** Your task **
Report every line of the records that contains the word "night".

..........

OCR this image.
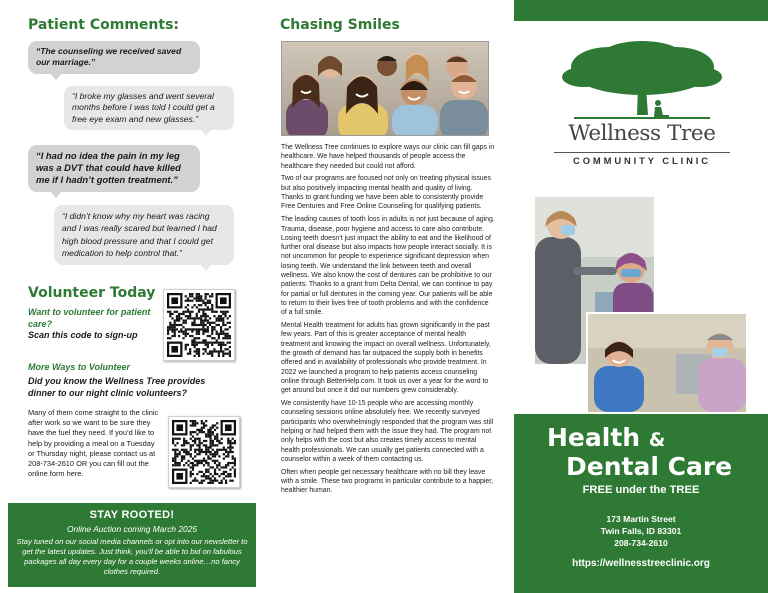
Patient Comments:
“The counseling we received saved our marriage.”
“I broke my glasses and went several months before I was told I could get a free eye exam and new glasses.”
“I had no idea the pain in my leg was a DVT that could have killed me if I hadn’t gotten treatment.”
“I didn’t know why my heart was racing and I was really scared but learned I had high blood pressure and that I could get medication to help control that.”
Volunteer Today
Want to volunteer for patient care?
Scan this code to sign-up
More Ways to Volunteer
Did you know the Wellness Tree provides dinner to our night clinic volunteers?
Many of them come straight to the clinic after work so we want to be sure they have the fuel they need. If you’d like to help by providing a meal on a Tuesday or Thursday night, please contact us at 208-734-2610 OR you can fill out the online form here.
STAY ROOTED!
Online Auction coming March 2025
Stay tuned on our social media channels or opt into our newsletter to get the latest updates. Just think, you’ll be able to bid on fabulous packages all day every day for a couple weeks online…no fancy clothes required.
Chasing Smiles

The Wellness Tree continues to explore ways our clinic can fill gaps in healthcare. We have helped thousands of people access the healthcare they needed but could not afford.

Two of our programs are focused not only on treating physical issues but also positively impacting mental health and quality of living. Thanks to grant funding we have been able to consistently provide Free Dentures and Free Online Counseling for qualifying patients.

The leading causes of tooth loss in adults is not just because of aging. Trauma, disease, poor hygiene and access to care also contribute. Losing teeth doesn’t just impact the ability to eat and the likelihood of further oral disease but also impacts how people interact socially. It is not uncommon for people to experience significant depression when losing teeth. We understand the link between teeth and overall wellness. We also know the cost of dentures can be prohibitive to our patients. Thanks to a grant from Delta Dental, we can continue to pay for partial or full dentures in the coming year. Our patients will be able to return to their lives free of tooth problems and with the confidence of a full smile.

Mental Health treatment for adults has grown significantly in the past few years. Part of this is greater acceptance of mental health treatment and knowing the impact on overall wellness. Unfortunately, the growth of demand has far outpaced the supply both in benefits offered and in availability of professionals who provide treatment. In 2022 we launched a program to help patients access counseling online through BetterHelp.com. It took us over a year for the word to get around but once it did our numbers grew considerably.

We consistently have 10-15 people who are accessing monthly counseling sessions online absolutely free. We recently surveyed participants who overwhelmingly responded that the program was still helping or had helped them with the issue they had. The program not only helps with the cost but also creates timely access to mental health professionals. We can usually get patients connected with a counselor within a week of them contacting us.

Often when people get necessary healthcare with no bill they leave with a smile. These two programs in particular contribute to a happier, healthier human.

Wellness Tree
COMMUNITY CLINIC
Health &
Dental Care
FREE under the TREE
173 Martin Street
Twin Falls, ID 83301
208-734-2610
https://wellnesstreeclinic.org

..........

** Written response **
Did you know the Wellness Tree provides dinner to our night clinic volunteers?
Many of them come straight to the clinic after work so we want to be sure they have the fuel they need. If you’d like to help by providing a meal on a Tuesday or Thursday night, please contact us at 208-734-2610 OR you can fill out the online form here.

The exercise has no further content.